(Supplied information):

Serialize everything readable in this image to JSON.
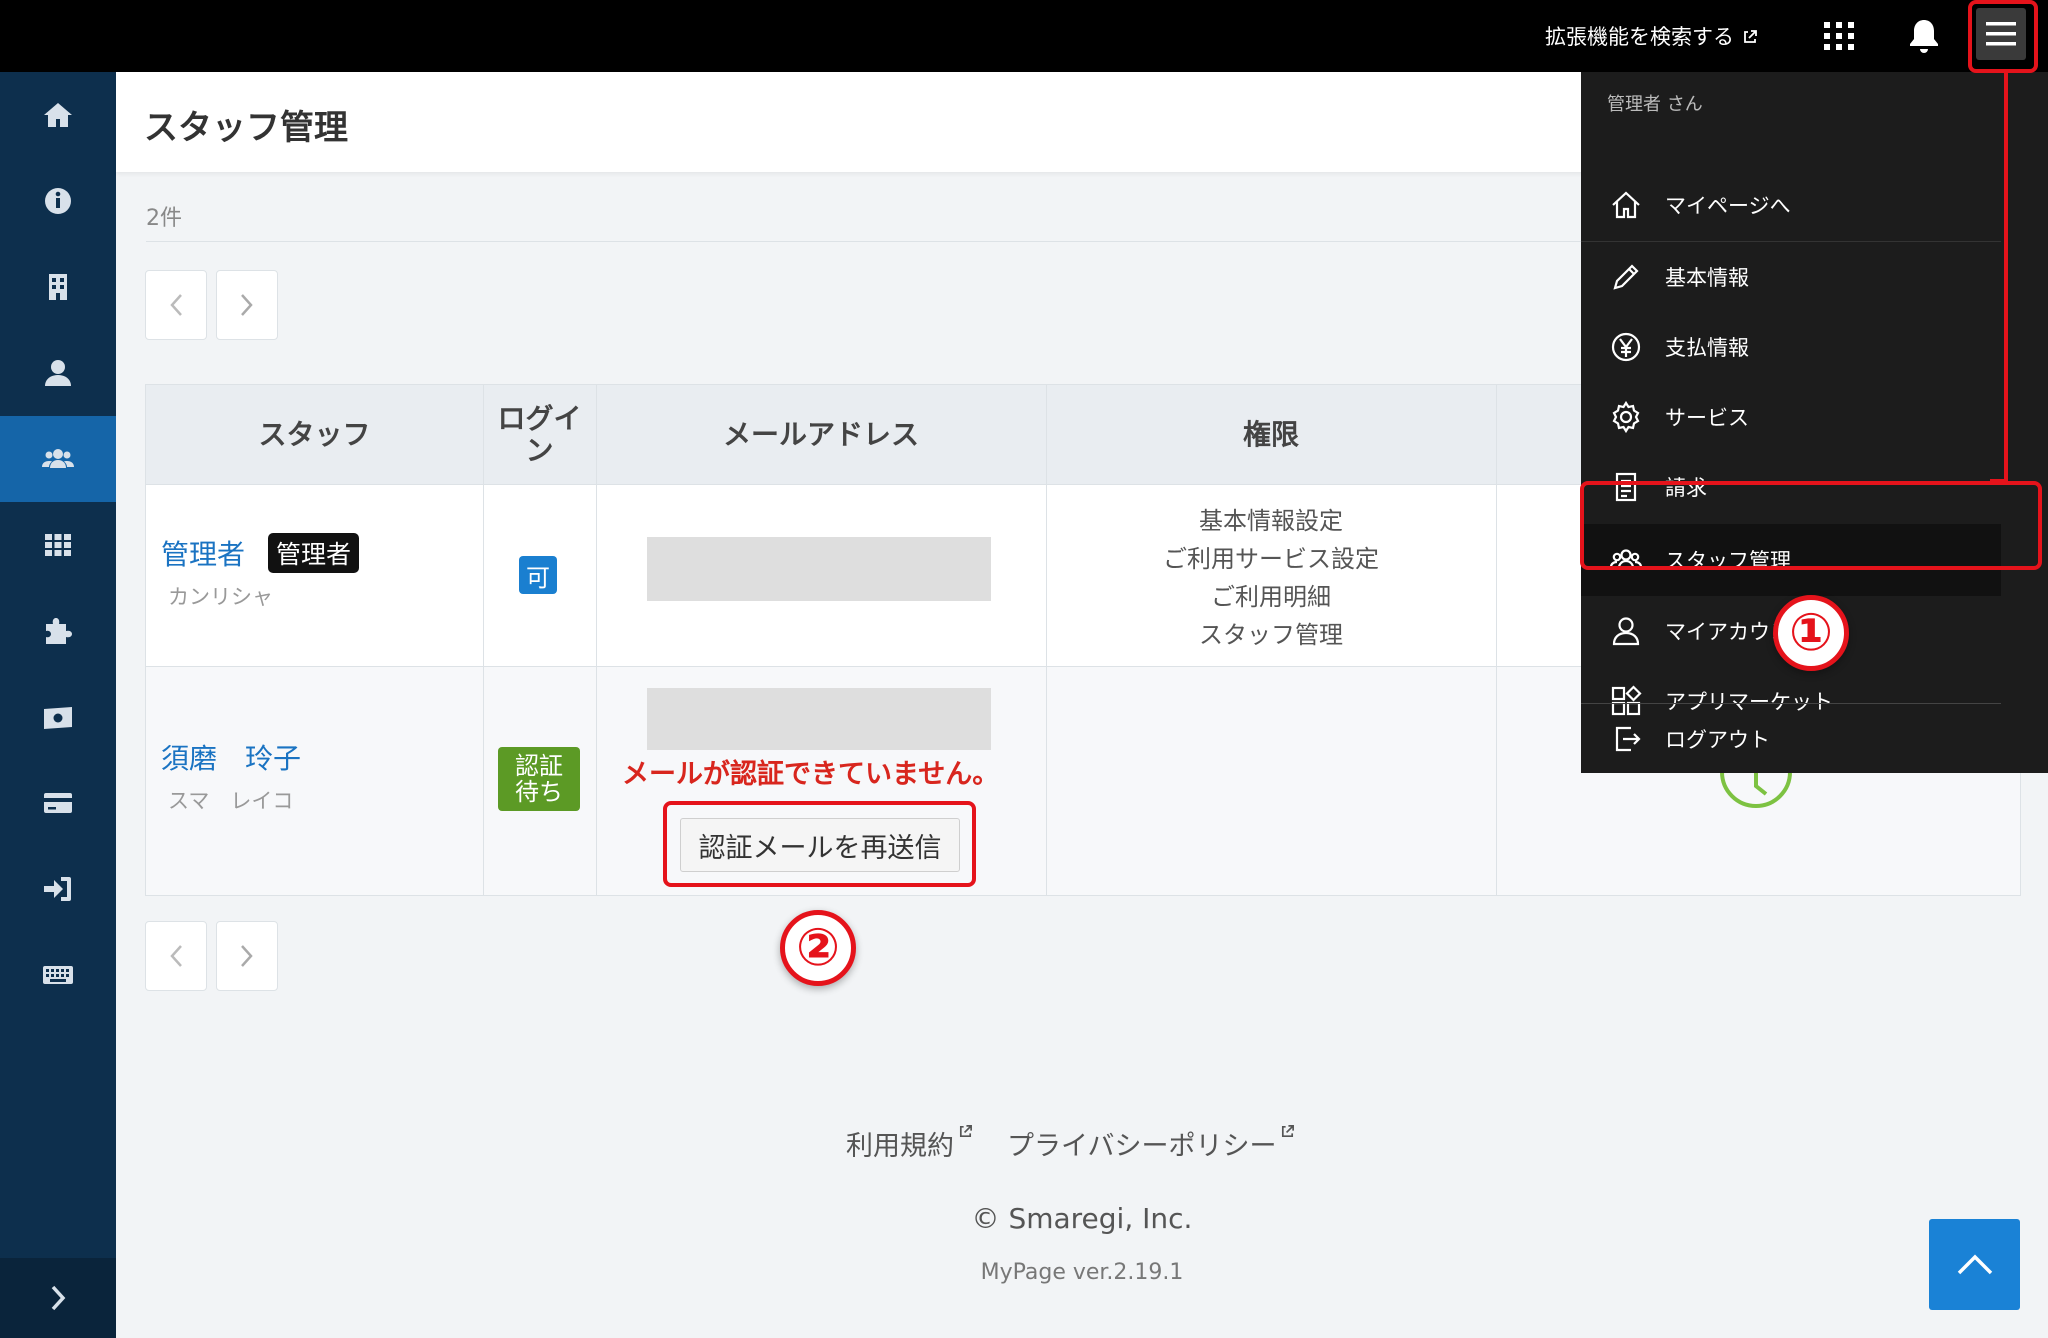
{
  "topbar": {
    "ext_link_label": "拡張機能を検索する"
  },
  "header": {
    "title": "スタッフ管理"
  },
  "list": {
    "count_label": "2件"
  },
  "table": {
    "columns": [
      "スタッフ",
      "ログイン",
      "メールアドレス",
      "権限"
    ],
    "column_login_line1": "ログイ",
    "column_login_line2": "ン",
    "rows": [
      {
        "name": "管理者",
        "role_badge": "管理者",
        "kana": "カンリシャ",
        "login_status": "可",
        "permissions": [
          "基本情報設定",
          "ご利用サービス設定",
          "ご利用明細",
          "スタッフ管理"
        ]
      },
      {
        "name": "須磨　玲子",
        "kana": "スマ　レイコ",
        "login_status_line1": "認証",
        "login_status_line2": "待ち",
        "email_warning": "メールが認証できていません。",
        "resend_button": "認証メールを再送信"
      }
    ]
  },
  "dropdown": {
    "user_label": "管理者 さん",
    "items": [
      {
        "label": "マイページへ",
        "icon": "home-outline-icon"
      },
      {
        "label": "基本情報",
        "icon": "pencil-icon"
      },
      {
        "label": "支払情報",
        "icon": "yen-icon"
      },
      {
        "label": "サービス",
        "icon": "gear-icon"
      },
      {
        "label": "請求",
        "icon": "document-icon"
      },
      {
        "label": "スタッフ管理",
        "icon": "users-outline-icon"
      },
      {
        "label": "マイアカウント",
        "icon": "user-outline-icon"
      },
      {
        "label": "アプリマーケット",
        "icon": "apps-icon"
      },
      {
        "label": "ログアウト",
        "icon": "logout-icon"
      }
    ]
  },
  "annotations": {
    "step1": "①",
    "step2": "②"
  },
  "footer": {
    "terms": "利用規約",
    "privacy": "プライバシーポリシー",
    "copyright": "© Smaregi, Inc.",
    "version": "MyPage ver.2.19.1"
  },
  "colors": {
    "sidebar_bg": "#0d2f4d",
    "sidebar_active": "#1565a8",
    "link_blue": "#1a73c2",
    "warning_red": "#d8261e",
    "annotation_red": "#e5131b",
    "badge_ok": "#1a7fd0",
    "badge_wait": "#5c9a25"
  }
}
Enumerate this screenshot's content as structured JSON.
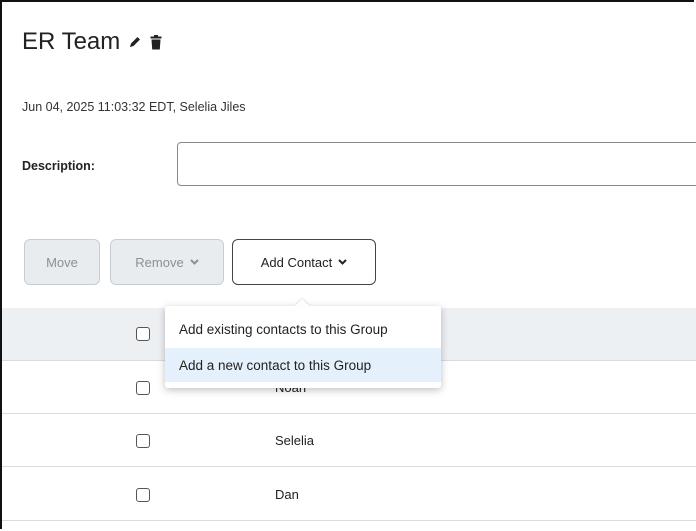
{
  "group": {
    "title": "ER Team",
    "meta": "Jun 04, 2025 11:03:32 EDT, Selelia Jiles"
  },
  "description": {
    "label": "Description:",
    "value": ""
  },
  "toolbar": {
    "move_label": "Move",
    "remove_label": "Remove",
    "add_contact_label": "Add Contact"
  },
  "dropdown": {
    "items": [
      {
        "label": "Add existing contacts to this Group"
      },
      {
        "label": "Add a new contact to this Group"
      }
    ]
  },
  "rows": [
    {
      "name": "Noah"
    },
    {
      "name": "Selelia"
    },
    {
      "name": "Dan"
    }
  ],
  "icons": {
    "edit": "pencil-icon",
    "delete": "trash-icon",
    "chevron": "chevron-down-icon"
  }
}
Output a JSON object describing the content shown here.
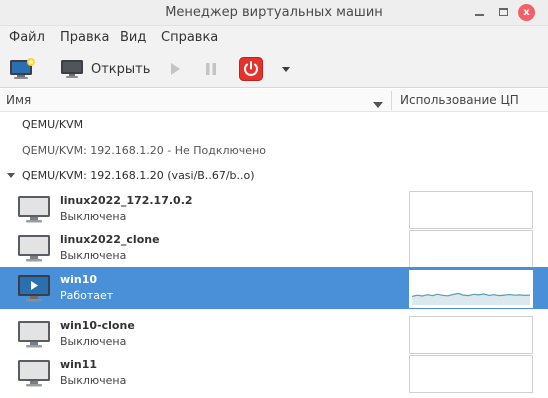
{
  "window": {
    "title": "Менеджер виртуальных машин",
    "close_glyph": "x"
  },
  "menu": {
    "items": [
      "Файл",
      "Правка",
      "Вид",
      "Справка"
    ]
  },
  "toolbar": {
    "new_vm_icon": "new-vm-icon",
    "open_label": "Открыть",
    "open_icon": "monitor-icon",
    "run_icon": "play-icon",
    "pause_icon": "pause-icon",
    "shutdown_icon": "power-icon",
    "shutdown_menu_icon": "dropdown-arrow-icon",
    "shutdown_color": "#e5322d"
  },
  "columns": {
    "name": "Имя",
    "cpu": "Использование ЦП"
  },
  "connections": [
    {
      "label": "QEMU/KVM",
      "state": "default"
    },
    {
      "label": "QEMU/KVM: 192.168.1.20 - Не Подключено",
      "state": "disconnected"
    },
    {
      "label": "QEMU/KVM: 192.168.1.20 (vasi/B..67/b..o)",
      "state": "expanded"
    }
  ],
  "vms": [
    {
      "name": "linux2022_172.17.0.2",
      "status": "Выключена",
      "selected": false
    },
    {
      "name": "linux2022_clone",
      "status": "Выключена",
      "selected": false
    },
    {
      "name": "win10",
      "status": "Работает",
      "selected": true,
      "cpu_usage_samples": [
        0.25,
        0.32,
        0.28,
        0.35,
        0.3,
        0.38,
        0.31,
        0.29,
        0.36,
        0.42,
        0.33,
        0.3,
        0.37,
        0.34,
        0.39,
        0.31,
        0.35,
        0.3,
        0.33,
        0.36,
        0.32,
        0.34,
        0.31,
        0.33
      ]
    },
    {
      "name": "win10-clone",
      "status": "Выключена",
      "selected": false
    },
    {
      "name": "win11",
      "status": "Выключена",
      "selected": false
    }
  ],
  "colors": {
    "selection": "#4a90d9",
    "cpu_line": "#5a9fb0"
  }
}
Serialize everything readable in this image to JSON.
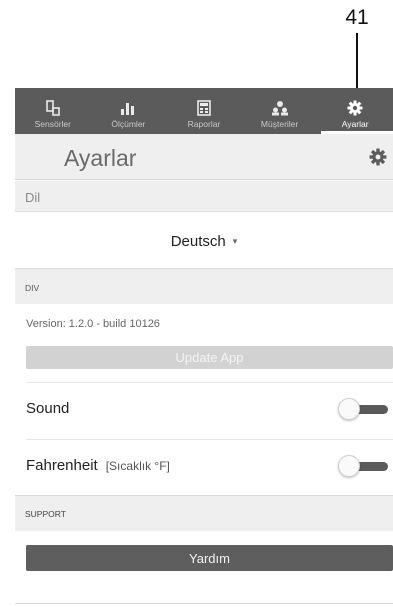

(Task): Leave out the pictures, and give all the records again exactly.

(Reply to the exercise):
Serialize everything readable in this image to JSON.
{
  "topbar": {
    "ext_link_label": "拡張機能を検索する"
  },
  "header": {
    "title": "スタッフ管理"
  },
  "list": {
    "count_label": "2件"
  },
  "table": {
    "columns": [
      "スタッフ",
      "ログイン",
      "メールアドレス",
      "権限"
    ],
    "column_login_line1": "ログイ",
    "column_login_line2": "ン",
    "rows": [
      {
        "name": "管理者",
        "role_badge": "管理者",
        "kana": "カンリシャ",
        "login_status": "可",
        "permissions": [
          "基本情報設定",
          "ご利用サービス設定",
          "ご利用明細",
          "スタッフ管理"
        ]
      },
      {
        "name": "須磨　玲子",
        "kana": "スマ　レイコ",
        "login_status_line1": "認証",
        "login_status_line2": "待ち",
        "email_warning": "メールが認証できていません。",
        "resend_button": "認証メールを再送信"
      }
    ]
  },
  "dropdown": {
    "user_label": "管理者 さん",
    "items": [
      {
        "label": "マイページへ",
        "icon": "home-outline-icon"
      },
      {
        "label": "基本情報",
        "icon": "pencil-icon"
      },
      {
        "label": "支払情報",
        "icon": "yen-icon"
      },
      {
        "label": "サービス",
        "icon": "gear-icon"
      },
      {
        "label": "請求",
        "icon": "document-icon"
      },
      {
        "label": "スタッフ管理",
        "icon": "users-outline-icon"
      },
      {
        "label": "マイアカウント",
        "icon": "user-outline-icon"
      },
      {
        "label": "アプリマーケット",
        "icon": "apps-icon"
      },
      {
        "label": "ログアウト",
        "icon": "logout-icon"
      }
    ]
  },
  "annotations": {
    "step1": "①",
    "step2": "②"
  },
  "footer": {
    "terms": "利用規約",
    "privacy": "プライバシーポリシー",
    "copyright": "© Smaregi, Inc.",
    "version": "MyPage ver.2.19.1"
  },
  "colors": {
    "sidebar_bg": "#0d2f4d",
    "sidebar_active": "#1565a8",
    "link_blue": "#1a73c2",
    "warning_red": "#d8261e",
    "annotation_red": "#e5131b",
    "badge_ok": "#1a7fd0",
    "badge_wait": "#5c9a25"
  }
}
Enumerate this screenshot's content as structured JSON.
{
  "group": {
    "title": "ER Team",
    "meta": "Jun 04, 2025 11:03:32 EDT, Selelia Jiles"
  },
  "description": {
    "label": "Description:",
    "value": ""
  },
  "toolbar": {
    "move_label": "Move",
    "remove_label": "Remove",
    "add_contact_label": "Add Contact"
  },
  "dropdown": {
    "items": [
      {
        "label": "Add existing contacts to this Group"
      },
      {
        "label": "Add a new contact to this Group"
      }
    ]
  },
  "rows": [
    {
      "name": "Noah"
    },
    {
      "name": "Selelia"
    },
    {
      "name": "Dan"
    }
  ],
  "icons": {
    "edit": "pencil-icon",
    "delete": "trash-icon",
    "chevron": "chevron-down-icon"
  }
}
Output a JSON object describing the content shown here.
{
  "window": {
    "title": "Менеджер виртуальных машин",
    "close_glyph": "x"
  },
  "menu": {
    "items": [
      "Файл",
      "Правка",
      "Вид",
      "Справка"
    ]
  },
  "toolbar": {
    "new_vm_icon": "new-vm-icon",
    "open_label": "Открыть",
    "open_icon": "monitor-icon",
    "run_icon": "play-icon",
    "pause_icon": "pause-icon",
    "shutdown_icon": "power-icon",
    "shutdown_menu_icon": "dropdown-arrow-icon",
    "shutdown_color": "#e5322d"
  },
  "columns": {
    "name": "Имя",
    "cpu": "Использование ЦП"
  },
  "connections": [
    {
      "label": "QEMU/KVM",
      "state": "default"
    },
    {
      "label": "QEMU/KVM: 192.168.1.20 - Не Подключено",
      "state": "disconnected"
    },
    {
      "label": "QEMU/KVM: 192.168.1.20 (vasi/B..67/b..o)",
      "state": "expanded"
    }
  ],
  "vms": [
    {
      "name": "linux2022_172.17.0.2",
      "status": "Выключена",
      "selected": false
    },
    {
      "name": "linux2022_clone",
      "status": "Выключена",
      "selected": false
    },
    {
      "name": "win10",
      "status": "Работает",
      "selected": true,
      "cpu_usage_samples": [
        0.25,
        0.32,
        0.28,
        0.35,
        0.3,
        0.38,
        0.31,
        0.29,
        0.36,
        0.42,
        0.33,
        0.3,
        0.37,
        0.34,
        0.39,
        0.31,
        0.35,
        0.3,
        0.33,
        0.36,
        0.32,
        0.34,
        0.31,
        0.33
      ]
    },
    {
      "name": "win10-clone",
      "status": "Выключена",
      "selected": false
    },
    {
      "name": "win11",
      "status": "Выключена",
      "selected": false
    }
  ],
  "colors": {
    "selection": "#4a90d9",
    "cpu_line": "#5a9fb0"
  }
}
Serialize everything readable in this image to JSON.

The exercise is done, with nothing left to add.